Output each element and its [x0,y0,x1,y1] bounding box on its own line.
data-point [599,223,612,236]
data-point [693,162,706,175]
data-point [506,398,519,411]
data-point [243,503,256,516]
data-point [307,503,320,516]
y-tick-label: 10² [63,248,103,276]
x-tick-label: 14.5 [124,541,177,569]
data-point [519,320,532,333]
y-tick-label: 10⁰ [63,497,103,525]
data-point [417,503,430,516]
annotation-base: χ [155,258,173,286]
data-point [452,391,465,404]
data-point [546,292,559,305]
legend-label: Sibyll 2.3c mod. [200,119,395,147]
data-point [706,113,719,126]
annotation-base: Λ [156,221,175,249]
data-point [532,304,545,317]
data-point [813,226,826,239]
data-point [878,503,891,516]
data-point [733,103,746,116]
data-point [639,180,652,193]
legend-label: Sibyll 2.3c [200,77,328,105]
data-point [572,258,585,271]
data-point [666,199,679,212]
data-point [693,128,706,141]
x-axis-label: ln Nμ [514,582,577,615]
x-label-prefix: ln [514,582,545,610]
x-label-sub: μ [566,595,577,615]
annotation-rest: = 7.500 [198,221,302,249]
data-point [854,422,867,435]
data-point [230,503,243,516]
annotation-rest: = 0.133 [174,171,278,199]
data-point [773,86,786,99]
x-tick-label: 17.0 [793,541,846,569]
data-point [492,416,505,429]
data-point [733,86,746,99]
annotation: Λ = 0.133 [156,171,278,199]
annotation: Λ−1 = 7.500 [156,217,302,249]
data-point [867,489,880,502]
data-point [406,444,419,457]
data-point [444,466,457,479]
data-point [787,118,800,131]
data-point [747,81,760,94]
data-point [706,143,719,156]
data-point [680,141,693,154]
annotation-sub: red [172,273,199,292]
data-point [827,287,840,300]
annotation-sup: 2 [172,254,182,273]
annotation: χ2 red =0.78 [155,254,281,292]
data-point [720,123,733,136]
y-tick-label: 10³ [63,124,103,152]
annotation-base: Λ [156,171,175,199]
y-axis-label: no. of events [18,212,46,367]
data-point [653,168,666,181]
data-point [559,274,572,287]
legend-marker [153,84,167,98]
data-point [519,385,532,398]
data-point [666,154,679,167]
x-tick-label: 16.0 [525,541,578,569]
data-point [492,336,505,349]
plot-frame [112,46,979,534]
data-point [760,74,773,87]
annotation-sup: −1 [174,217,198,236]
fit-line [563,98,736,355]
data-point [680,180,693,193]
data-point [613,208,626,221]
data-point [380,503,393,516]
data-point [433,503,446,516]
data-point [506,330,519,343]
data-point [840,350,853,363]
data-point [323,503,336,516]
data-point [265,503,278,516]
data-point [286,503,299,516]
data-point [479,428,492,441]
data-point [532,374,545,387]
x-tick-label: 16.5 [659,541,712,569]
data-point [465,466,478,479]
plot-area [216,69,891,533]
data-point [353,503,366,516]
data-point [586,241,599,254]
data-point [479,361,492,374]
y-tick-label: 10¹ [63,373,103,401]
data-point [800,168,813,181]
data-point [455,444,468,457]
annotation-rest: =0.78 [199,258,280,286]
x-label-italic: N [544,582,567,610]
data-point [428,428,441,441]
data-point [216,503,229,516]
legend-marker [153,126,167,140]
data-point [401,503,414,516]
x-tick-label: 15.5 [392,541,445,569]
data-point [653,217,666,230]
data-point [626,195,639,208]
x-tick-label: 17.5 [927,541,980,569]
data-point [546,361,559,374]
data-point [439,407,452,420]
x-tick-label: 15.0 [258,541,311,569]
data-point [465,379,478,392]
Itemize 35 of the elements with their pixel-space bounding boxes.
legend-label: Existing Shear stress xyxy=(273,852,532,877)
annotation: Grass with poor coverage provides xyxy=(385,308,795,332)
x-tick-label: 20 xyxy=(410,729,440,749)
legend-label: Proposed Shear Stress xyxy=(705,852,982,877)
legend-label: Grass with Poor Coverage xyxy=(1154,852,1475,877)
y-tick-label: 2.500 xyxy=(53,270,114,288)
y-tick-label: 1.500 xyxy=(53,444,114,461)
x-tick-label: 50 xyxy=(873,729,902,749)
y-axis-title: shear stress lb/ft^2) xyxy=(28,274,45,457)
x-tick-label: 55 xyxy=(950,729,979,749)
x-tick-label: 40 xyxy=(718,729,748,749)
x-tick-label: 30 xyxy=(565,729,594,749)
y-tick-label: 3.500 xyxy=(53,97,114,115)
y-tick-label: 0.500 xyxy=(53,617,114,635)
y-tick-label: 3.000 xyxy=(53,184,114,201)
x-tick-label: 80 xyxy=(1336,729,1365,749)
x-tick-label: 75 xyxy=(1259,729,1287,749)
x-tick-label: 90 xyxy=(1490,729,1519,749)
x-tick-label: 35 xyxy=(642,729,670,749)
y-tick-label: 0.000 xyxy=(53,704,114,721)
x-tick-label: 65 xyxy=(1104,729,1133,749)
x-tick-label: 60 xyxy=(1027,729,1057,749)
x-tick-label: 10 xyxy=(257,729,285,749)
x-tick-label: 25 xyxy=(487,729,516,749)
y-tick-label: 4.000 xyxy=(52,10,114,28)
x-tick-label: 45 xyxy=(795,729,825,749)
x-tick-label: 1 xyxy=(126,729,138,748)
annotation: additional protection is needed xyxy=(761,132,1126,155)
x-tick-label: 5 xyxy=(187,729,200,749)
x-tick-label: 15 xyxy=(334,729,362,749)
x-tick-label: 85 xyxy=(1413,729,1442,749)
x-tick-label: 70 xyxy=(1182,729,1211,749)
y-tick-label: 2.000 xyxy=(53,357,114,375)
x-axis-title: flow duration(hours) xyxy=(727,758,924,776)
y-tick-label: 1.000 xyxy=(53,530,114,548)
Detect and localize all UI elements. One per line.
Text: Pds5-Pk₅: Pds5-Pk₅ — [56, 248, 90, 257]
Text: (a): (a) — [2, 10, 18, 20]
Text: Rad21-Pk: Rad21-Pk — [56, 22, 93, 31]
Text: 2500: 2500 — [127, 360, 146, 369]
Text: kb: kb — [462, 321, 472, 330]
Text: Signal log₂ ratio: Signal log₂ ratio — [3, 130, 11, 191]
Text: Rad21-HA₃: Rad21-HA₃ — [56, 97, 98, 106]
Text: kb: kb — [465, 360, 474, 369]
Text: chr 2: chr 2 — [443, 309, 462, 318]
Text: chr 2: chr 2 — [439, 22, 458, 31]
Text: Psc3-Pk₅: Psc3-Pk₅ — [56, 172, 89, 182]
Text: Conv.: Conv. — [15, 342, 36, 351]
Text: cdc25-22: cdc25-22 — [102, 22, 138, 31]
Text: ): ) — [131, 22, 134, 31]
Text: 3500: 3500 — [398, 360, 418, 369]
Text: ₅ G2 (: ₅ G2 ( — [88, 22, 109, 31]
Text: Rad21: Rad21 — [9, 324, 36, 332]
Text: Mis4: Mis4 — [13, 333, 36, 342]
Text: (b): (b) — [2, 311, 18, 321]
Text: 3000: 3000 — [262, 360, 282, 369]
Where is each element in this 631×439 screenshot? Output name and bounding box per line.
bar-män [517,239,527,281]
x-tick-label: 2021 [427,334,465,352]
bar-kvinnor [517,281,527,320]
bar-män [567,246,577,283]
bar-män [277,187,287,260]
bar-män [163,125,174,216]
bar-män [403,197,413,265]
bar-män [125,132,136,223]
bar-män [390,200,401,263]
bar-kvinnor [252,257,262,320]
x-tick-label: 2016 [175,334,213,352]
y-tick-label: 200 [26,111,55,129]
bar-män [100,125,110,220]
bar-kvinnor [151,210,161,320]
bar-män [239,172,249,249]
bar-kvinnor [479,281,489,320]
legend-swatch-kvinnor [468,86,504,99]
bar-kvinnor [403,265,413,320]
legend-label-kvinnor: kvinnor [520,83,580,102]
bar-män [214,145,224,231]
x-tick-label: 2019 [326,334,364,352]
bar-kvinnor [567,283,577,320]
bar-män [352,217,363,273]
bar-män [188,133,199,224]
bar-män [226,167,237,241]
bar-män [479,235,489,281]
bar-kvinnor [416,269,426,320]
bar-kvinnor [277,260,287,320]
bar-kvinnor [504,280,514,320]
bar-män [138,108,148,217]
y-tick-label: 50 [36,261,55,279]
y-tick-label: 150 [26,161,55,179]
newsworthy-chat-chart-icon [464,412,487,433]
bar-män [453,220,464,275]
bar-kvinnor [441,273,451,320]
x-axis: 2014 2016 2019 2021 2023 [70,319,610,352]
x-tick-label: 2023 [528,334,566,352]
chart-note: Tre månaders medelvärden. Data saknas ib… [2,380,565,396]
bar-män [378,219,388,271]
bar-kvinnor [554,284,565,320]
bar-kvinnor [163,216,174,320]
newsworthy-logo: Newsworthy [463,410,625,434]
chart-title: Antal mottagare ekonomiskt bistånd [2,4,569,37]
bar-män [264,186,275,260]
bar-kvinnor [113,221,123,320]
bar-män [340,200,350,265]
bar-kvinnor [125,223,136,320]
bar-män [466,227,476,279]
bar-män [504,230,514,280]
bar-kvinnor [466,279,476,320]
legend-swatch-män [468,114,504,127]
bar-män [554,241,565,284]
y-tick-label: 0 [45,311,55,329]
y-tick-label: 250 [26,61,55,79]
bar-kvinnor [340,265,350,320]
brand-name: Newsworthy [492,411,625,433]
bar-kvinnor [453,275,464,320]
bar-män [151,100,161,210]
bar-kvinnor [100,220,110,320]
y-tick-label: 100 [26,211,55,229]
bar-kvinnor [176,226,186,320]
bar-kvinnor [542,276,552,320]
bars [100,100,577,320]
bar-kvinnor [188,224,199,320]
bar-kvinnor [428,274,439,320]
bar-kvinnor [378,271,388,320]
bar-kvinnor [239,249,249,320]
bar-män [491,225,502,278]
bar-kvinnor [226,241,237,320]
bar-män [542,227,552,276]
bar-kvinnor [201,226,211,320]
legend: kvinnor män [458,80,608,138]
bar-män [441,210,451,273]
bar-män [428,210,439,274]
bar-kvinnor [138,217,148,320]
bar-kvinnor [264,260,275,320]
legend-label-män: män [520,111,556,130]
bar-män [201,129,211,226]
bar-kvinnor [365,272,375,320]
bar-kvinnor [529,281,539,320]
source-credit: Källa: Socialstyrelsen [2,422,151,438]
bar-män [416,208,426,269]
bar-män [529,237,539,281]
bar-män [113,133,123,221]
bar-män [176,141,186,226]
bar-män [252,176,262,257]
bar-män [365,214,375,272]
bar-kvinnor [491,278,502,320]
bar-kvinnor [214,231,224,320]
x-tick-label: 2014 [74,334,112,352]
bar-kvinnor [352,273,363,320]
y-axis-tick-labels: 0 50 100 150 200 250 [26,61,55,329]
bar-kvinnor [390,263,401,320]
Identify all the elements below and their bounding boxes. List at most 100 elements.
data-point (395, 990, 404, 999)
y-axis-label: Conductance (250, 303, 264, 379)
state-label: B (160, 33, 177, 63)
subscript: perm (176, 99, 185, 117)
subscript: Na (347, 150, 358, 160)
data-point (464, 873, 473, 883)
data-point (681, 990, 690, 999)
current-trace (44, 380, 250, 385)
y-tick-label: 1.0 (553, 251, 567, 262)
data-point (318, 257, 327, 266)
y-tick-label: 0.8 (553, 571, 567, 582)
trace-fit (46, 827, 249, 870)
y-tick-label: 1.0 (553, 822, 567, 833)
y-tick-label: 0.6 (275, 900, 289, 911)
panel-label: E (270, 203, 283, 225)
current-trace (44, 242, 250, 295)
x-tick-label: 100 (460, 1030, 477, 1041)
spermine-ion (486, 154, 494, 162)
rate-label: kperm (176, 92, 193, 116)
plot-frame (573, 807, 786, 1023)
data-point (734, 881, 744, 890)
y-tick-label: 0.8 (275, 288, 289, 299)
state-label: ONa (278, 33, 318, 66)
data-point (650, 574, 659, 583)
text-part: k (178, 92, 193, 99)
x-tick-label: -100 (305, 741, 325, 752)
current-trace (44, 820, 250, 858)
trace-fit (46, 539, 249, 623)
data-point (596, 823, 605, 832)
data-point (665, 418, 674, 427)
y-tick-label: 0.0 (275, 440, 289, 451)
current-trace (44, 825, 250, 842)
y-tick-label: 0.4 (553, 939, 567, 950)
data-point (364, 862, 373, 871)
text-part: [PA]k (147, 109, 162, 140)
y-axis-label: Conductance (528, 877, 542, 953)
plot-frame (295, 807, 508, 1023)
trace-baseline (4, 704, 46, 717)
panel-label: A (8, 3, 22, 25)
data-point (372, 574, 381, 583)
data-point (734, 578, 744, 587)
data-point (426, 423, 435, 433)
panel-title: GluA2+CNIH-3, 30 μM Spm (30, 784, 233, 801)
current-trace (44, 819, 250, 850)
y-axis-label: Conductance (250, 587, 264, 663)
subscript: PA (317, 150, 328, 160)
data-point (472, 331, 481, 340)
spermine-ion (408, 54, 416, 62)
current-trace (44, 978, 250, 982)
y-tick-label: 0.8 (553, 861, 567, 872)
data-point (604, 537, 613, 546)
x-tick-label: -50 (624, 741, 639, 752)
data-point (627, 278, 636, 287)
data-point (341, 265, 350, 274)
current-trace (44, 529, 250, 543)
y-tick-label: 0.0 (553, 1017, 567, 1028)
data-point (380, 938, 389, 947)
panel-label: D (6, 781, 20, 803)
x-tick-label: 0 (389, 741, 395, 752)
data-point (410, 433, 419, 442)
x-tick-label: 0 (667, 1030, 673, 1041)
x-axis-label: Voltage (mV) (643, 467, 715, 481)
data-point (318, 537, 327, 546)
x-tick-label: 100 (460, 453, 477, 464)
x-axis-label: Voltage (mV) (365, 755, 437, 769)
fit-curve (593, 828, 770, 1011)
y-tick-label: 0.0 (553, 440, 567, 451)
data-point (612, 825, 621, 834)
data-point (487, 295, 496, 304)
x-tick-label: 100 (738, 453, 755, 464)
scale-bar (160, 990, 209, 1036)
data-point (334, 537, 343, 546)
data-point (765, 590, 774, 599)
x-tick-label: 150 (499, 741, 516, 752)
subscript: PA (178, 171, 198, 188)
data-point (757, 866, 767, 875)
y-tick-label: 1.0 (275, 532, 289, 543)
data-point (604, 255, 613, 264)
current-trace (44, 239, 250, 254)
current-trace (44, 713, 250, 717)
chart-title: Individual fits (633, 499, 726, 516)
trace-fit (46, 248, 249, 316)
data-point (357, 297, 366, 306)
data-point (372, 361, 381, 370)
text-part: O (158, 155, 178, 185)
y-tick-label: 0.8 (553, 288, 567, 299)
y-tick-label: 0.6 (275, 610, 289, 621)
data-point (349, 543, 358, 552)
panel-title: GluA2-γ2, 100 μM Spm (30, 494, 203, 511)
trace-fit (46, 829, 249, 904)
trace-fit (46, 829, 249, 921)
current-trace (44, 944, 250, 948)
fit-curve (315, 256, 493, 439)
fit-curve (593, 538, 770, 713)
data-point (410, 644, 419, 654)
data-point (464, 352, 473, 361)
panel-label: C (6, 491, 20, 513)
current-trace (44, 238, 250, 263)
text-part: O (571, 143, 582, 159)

◇ ◇ ◇ ◇

▶ _PROBLEMA BREVE_
Reproduce sin cambios todo, desde la primera línea de los datos hasta la línea que contiene "legend-marker [153,84,167,98]", ambas incluidas.

▶ _RESULTADO_
Output each element and its [x0,y0,x1,y1] bounding box on its own line.
data-point [599,223,612,236]
data-point [693,162,706,175]
data-point [506,398,519,411]
data-point [243,503,256,516]
data-point [307,503,320,516]
y-tick-label: 10² [63,248,103,276]
x-tick-label: 14.5 [124,541,177,569]
data-point [519,320,532,333]
y-tick-label: 10⁰ [63,497,103,525]
data-point [417,503,430,516]
annotation-base: χ [155,258,173,286]
data-point [452,391,465,404]
data-point [546,292,559,305]
legend-label: Sibyll 2.3c mod. [200,119,395,147]
data-point [706,113,719,126]
annotation-base: Λ [156,221,175,249]
data-point [532,304,545,317]
data-point [813,226,826,239]
data-point [878,503,891,516]
data-point [733,103,746,116]
data-point [639,180,652,193]
legend-label: Sibyll 2.3c [200,77,328,105]
data-point [572,258,585,271]
data-point [666,199,679,212]
data-point [693,128,706,141]
x-axis-label: ln Nμ [514,582,577,615]
x-label-prefix: ln [514,582,545,610]
x-label-sub: μ [566,595,577,615]
annotation-rest: = 7.500 [198,221,302,249]
data-point [854,422,867,435]
data-point [230,503,243,516]
annotation-rest: = 0.133 [174,171,278,199]
data-point [773,86,786,99]
x-tick-label: 17.0 [793,541,846,569]
data-point [492,416,505,429]
data-point [733,86,746,99]
annotation: Λ = 0.133 [156,171,278,199]
annotation: Λ−1 = 7.500 [156,217,302,249]
data-point [867,489,880,502]
data-point [406,444,419,457]
data-point [444,466,457,479]
data-point [787,118,800,131]
data-point [747,81,760,94]
data-point [706,143,719,156]
data-point [680,141,693,154]
annotation-sub: red [172,273,199,292]
data-point [827,287,840,300]
annotation-sup: 2 [172,254,182,273]
annotation: χ2 red =0.78 [155,254,281,292]
data-point [720,123,733,136]
y-tick-label: 10³ [63,124,103,152]
annotation-base: Λ [156,171,175,199]
y-axis-label: no. of events [18,212,46,367]
data-point [653,168,666,181]
data-point [559,274,572,287]
legend-marker [153,84,167,98]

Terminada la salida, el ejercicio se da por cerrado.